Excerpts from a figure dataset
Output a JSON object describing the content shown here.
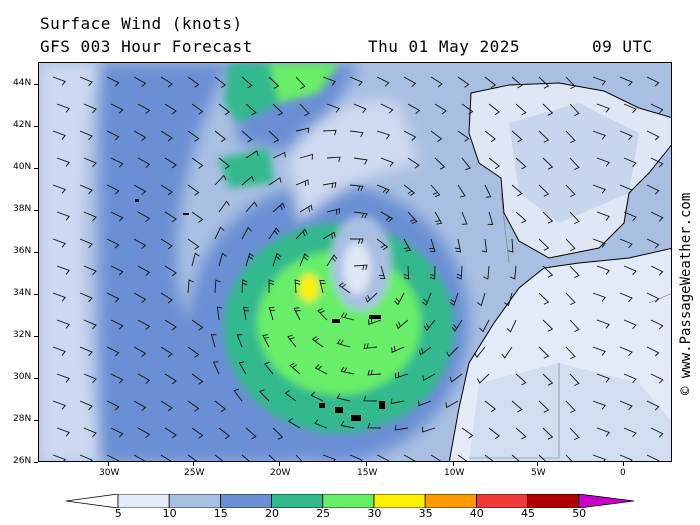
{
  "title": "Surface Wind (knots)",
  "subtitle": "GFS 003 Hour Forecast",
  "date": "Thu 01 May 2025",
  "time": "09 UTC",
  "credit": "© www.PassageWeather.com",
  "lat_labels": [
    "44N",
    "42N",
    "40N",
    "38N",
    "36N",
    "34N",
    "32N",
    "30N",
    "28N",
    "26N"
  ],
  "lon_labels": [
    "30W",
    "25W",
    "20W",
    "15W",
    "10W",
    "5W",
    "0"
  ],
  "legend": {
    "values": [
      "5",
      "10",
      "15",
      "20",
      "25",
      "30",
      "35",
      "40",
      "45",
      "50"
    ],
    "colors": [
      "#e4ebf8",
      "#a9bfe2",
      "#6a8fd4",
      "#30b98d",
      "#67ee67",
      "#fff000",
      "#ff9a00",
      "#f03a3a",
      "#b00000",
      "#c800c8"
    ]
  }
}
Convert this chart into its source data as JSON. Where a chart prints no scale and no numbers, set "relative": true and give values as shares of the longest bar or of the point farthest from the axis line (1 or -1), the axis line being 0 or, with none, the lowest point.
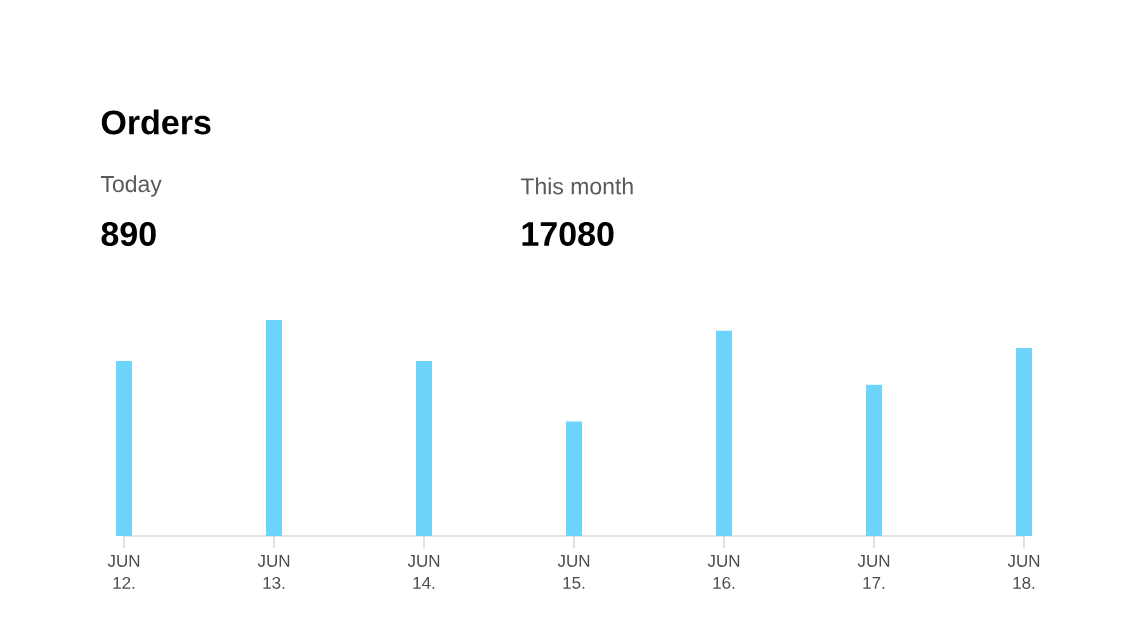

## Exercise prompt
Retype all of the entries exactly as written, leaving out any images.

## Task output
Output a JSON object describing the content shown here.
{
  "title": "Surface Wind (knots)",
  "subtitle": "GFS 003 Hour Forecast",
  "date": "Thu 01 May 2025",
  "time": "09 UTC",
  "credit": "© www.PassageWeather.com",
  "lat_labels": [
    "44N",
    "42N",
    "40N",
    "38N",
    "36N",
    "34N",
    "32N",
    "30N",
    "28N",
    "26N"
  ],
  "lon_labels": [
    "30W",
    "25W",
    "20W",
    "15W",
    "10W",
    "5W",
    "0"
  ],
  "legend": {
    "values": [
      "5",
      "10",
      "15",
      "20",
      "25",
      "30",
      "35",
      "40",
      "45",
      "50"
    ],
    "colors": [
      "#e4ebf8",
      "#a9bfe2",
      "#6a8fd4",
      "#30b98d",
      "#67ee67",
      "#fff000",
      "#ff9a00",
      "#f03a3a",
      "#b00000",
      "#c800c8"
    ]
  }
}
Convert this chart into its source data as JSON. Where a chart prints no scale and no numbers, set "relative": true and give values as shares of the longest bar or of the point farthest from the axis line (1 or -1), the axis line being 0 or, with none, the lowest point.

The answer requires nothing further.